• [To do]: Pictures appear in the records below; write out everything else exactly.

• [Records to use]:
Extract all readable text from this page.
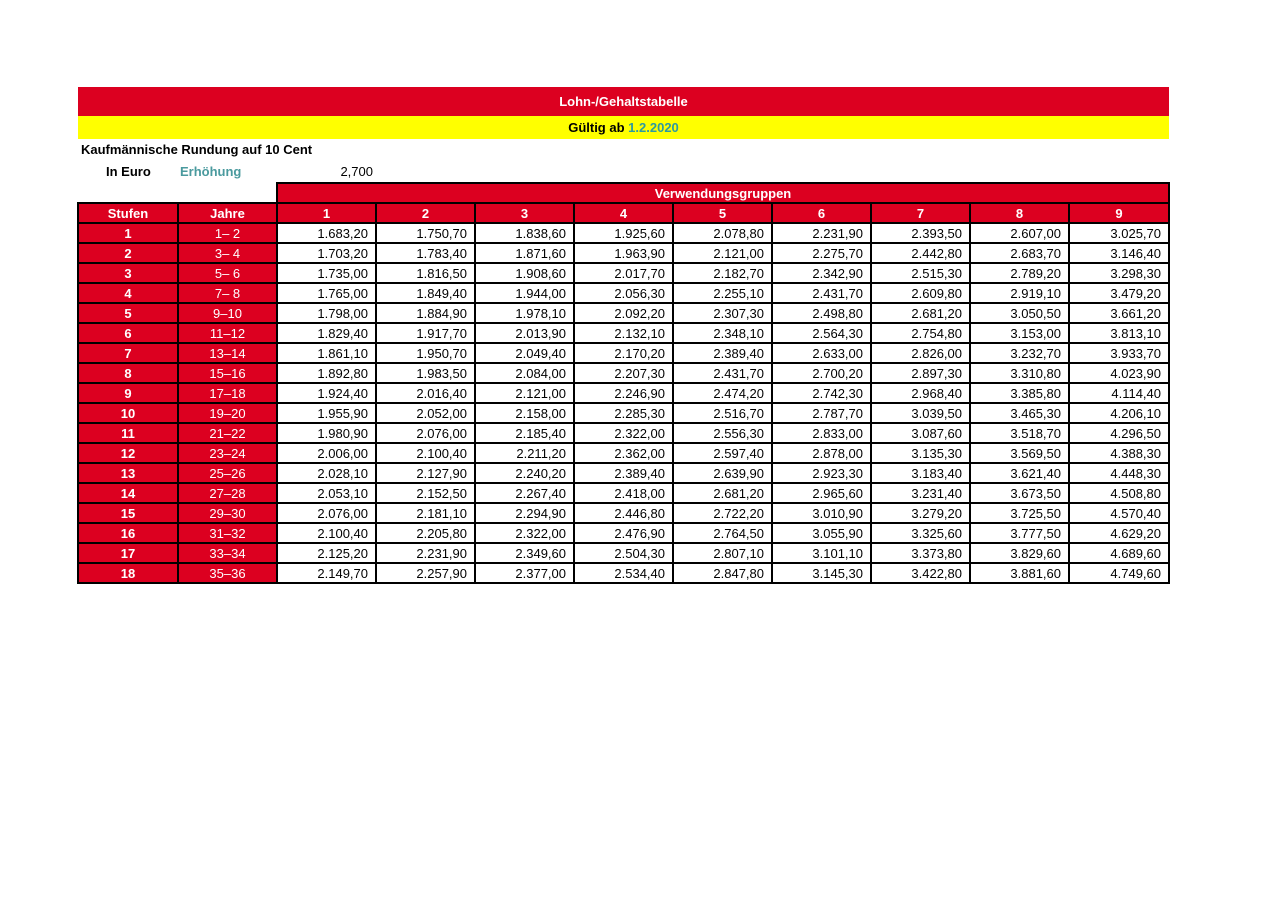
Lohn-/Gehaltstabelle
Gültig ab 1.2.2020
Kaufmännische Rundung auf 10 Cent
In Euro Erhöhung	2,700
		Verwendungsgruppen								
Stufen	Jahre	1	2	3	4	5	6	7	8	9
1	1– 2	1.683,20	1.750,70	1.838,60	1.925,60	2.078,80	2.231,90	2.393,50	2.607,00	3.025,70
2	3– 4	1.703,20	1.783,40	1.871,60	1.963,90	2.121,00	2.275,70	2.442,80	2.683,70	3.146,40
3	5– 6	1.735,00	1.816,50	1.908,60	2.017,70	2.182,70	2.342,90	2.515,30	2.789,20	3.298,30
4	7– 8	1.765,00	1.849,40	1.944,00	2.056,30	2.255,10	2.431,70	2.609,80	2.919,10	3.479,20
5	9–10	1.798,00	1.884,90	1.978,10	2.092,20	2.307,30	2.498,80	2.681,20	3.050,50	3.661,20
6	11–12	1.829,40	1.917,70	2.013,90	2.132,10	2.348,10	2.564,30	2.754,80	3.153,00	3.813,10
7	13–14	1.861,10	1.950,70	2.049,40	2.170,20	2.389,40	2.633,00	2.826,00	3.232,70	3.933,70
8	15–16	1.892,80	1.983,50	2.084,00	2.207,30	2.431,70	2.700,20	2.897,30	3.310,80	4.023,90
9	17–18	1.924,40	2.016,40	2.121,00	2.246,90	2.474,20	2.742,30	2.968,40	3.385,80	4.114,40
10	19–20	1.955,90	2.052,00	2.158,00	2.285,30	2.516,70	2.787,70	3.039,50	3.465,30	4.206,10
11	21–22	1.980,90	2.076,00	2.185,40	2.322,00	2.556,30	2.833,00	3.087,60	3.518,70	4.296,50
12	23–24	2.006,00	2.100,40	2.211,20	2.362,00	2.597,40	2.878,00	3.135,30	3.569,50	4.388,30
13	25–26	2.028,10	2.127,90	2.240,20	2.389,40	2.639,90	2.923,30	3.183,40	3.621,40	4.448,30
14	27–28	2.053,10	2.152,50	2.267,40	2.418,00	2.681,20	2.965,60	3.231,40	3.673,50	4.508,80
15	29–30	2.076,00	2.181,10	2.294,90	2.446,80	2.722,20	3.010,90	3.279,20	3.725,50	4.570,40
16	31–32	2.100,40	2.205,80	2.322,00	2.476,90	2.764,50	3.055,90	3.325,60	3.777,50	4.629,20
17	33–34	2.125,20	2.231,90	2.349,60	2.504,30	2.807,10	3.101,10	3.373,80	3.829,60	4.689,60
18	35–36	2.149,70	2.257,90	2.377,00	2.534,40	2.847,80	3.145,30	3.422,80	3.881,60	4.749,60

• [Solved problem]:
Extract all readable text from this page.
Lohn-/Gehaltstabelle
Gültig ab 1.2.2020
Kaufmännische Rundung auf 10 Cent
In Euro Erhöhung	2,700
		Verwendungsgruppen								
Stufen	Jahre	1	2	3	4	5	6	7	8	9
1	1– 2	1.683,20	1.750,70	1.838,60	1.925,60	2.078,80	2.231,90	2.393,50	2.607,00	3.025,70
2	3– 4	1.703,20	1.783,40	1.871,60	1.963,90	2.121,00	2.275,70	2.442,80	2.683,70	3.146,40
3	5– 6	1.735,00	1.816,50	1.908,60	2.017,70	2.182,70	2.342,90	2.515,30	2.789,20	3.298,30
4	7– 8	1.765,00	1.849,40	1.944,00	2.056,30	2.255,10	2.431,70	2.609,80	2.919,10	3.479,20
5	9–10	1.798,00	1.884,90	1.978,10	2.092,20	2.307,30	2.498,80	2.681,20	3.050,50	3.661,20
6	11–12	1.829,40	1.917,70	2.013,90	2.132,10	2.348,10	2.564,30	2.754,80	3.153,00	3.813,10
7	13–14	1.861,10	1.950,70	2.049,40	2.170,20	2.389,40	2.633,00	2.826,00	3.232,70	3.933,70
8	15–16	1.892,80	1.983,50	2.084,00	2.207,30	2.431,70	2.700,20	2.897,30	3.310,80	4.023,90
9	17–18	1.924,40	2.016,40	2.121,00	2.246,90	2.474,20	2.742,30	2.968,40	3.385,80	4.114,40
10	19–20	1.955,90	2.052,00	2.158,00	2.285,30	2.516,70	2.787,70	3.039,50	3.465,30	4.206,10
11	21–22	1.980,90	2.076,00	2.185,40	2.322,00	2.556,30	2.833,00	3.087,60	3.518,70	4.296,50
12	23–24	2.006,00	2.100,40	2.211,20	2.362,00	2.597,40	2.878,00	3.135,30	3.569,50	4.388,30
13	25–26	2.028,10	2.127,90	2.240,20	2.389,40	2.639,90	2.923,30	3.183,40	3.621,40	4.448,30
14	27–28	2.053,10	2.152,50	2.267,40	2.418,00	2.681,20	2.965,60	3.231,40	3.673,50	4.508,80
15	29–30	2.076,00	2.181,10	2.294,90	2.446,80	2.722,20	3.010,90	3.279,20	3.725,50	4.570,40
16	31–32	2.100,40	2.205,80	2.322,00	2.476,90	2.764,50	3.055,90	3.325,60	3.777,50	4.629,20
17	33–34	2.125,20	2.231,90	2.349,60	2.504,30	2.807,10	3.101,10	3.373,80	3.829,60	4.689,60
18	35–36	2.149,70	2.257,90	2.377,00	2.534,40	2.847,80	3.145,30	3.422,80	3.881,60	4.749,60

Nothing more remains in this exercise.